Excerpt from a dataset:

::::::::::

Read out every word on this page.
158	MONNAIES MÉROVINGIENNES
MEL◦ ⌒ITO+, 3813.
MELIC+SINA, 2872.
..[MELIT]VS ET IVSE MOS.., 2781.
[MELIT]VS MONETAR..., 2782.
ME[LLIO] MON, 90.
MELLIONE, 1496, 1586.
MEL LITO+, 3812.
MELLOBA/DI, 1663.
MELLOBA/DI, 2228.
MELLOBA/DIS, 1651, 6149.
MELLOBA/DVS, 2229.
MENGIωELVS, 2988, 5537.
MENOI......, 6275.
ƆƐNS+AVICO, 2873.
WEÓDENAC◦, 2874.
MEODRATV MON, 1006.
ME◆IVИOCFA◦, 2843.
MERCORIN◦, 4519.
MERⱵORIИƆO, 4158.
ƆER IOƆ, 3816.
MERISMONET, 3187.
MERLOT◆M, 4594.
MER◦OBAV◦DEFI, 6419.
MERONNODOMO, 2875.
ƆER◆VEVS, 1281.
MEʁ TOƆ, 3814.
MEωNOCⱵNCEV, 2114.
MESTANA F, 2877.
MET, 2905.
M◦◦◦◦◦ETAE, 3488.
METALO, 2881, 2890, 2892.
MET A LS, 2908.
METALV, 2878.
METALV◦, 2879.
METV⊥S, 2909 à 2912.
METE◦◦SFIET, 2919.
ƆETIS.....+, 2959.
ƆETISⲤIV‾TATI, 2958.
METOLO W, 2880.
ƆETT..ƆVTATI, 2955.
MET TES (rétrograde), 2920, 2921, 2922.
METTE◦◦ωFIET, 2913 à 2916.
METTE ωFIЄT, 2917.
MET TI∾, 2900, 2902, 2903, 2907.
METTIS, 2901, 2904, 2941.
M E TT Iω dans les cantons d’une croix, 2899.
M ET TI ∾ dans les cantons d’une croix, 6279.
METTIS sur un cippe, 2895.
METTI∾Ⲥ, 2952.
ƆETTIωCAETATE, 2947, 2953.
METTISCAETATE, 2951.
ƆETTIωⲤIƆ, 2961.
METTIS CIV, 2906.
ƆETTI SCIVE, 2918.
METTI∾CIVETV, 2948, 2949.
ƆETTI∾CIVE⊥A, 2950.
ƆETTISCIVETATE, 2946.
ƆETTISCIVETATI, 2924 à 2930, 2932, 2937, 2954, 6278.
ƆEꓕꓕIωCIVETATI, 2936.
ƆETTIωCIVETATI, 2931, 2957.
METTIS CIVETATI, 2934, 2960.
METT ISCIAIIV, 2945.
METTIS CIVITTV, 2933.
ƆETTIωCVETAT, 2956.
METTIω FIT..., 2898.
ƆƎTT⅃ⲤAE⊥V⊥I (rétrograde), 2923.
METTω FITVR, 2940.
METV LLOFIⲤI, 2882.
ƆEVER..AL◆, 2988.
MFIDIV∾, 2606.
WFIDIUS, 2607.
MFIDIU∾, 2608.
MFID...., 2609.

::::::::::

Task goal: Which lines include the word "MELIT"? Copy every one of them.

Full solution:
..[MELIT]VS ET IVSE MOS.., 2781.
[MELIT]VS MONETAR..., 2782.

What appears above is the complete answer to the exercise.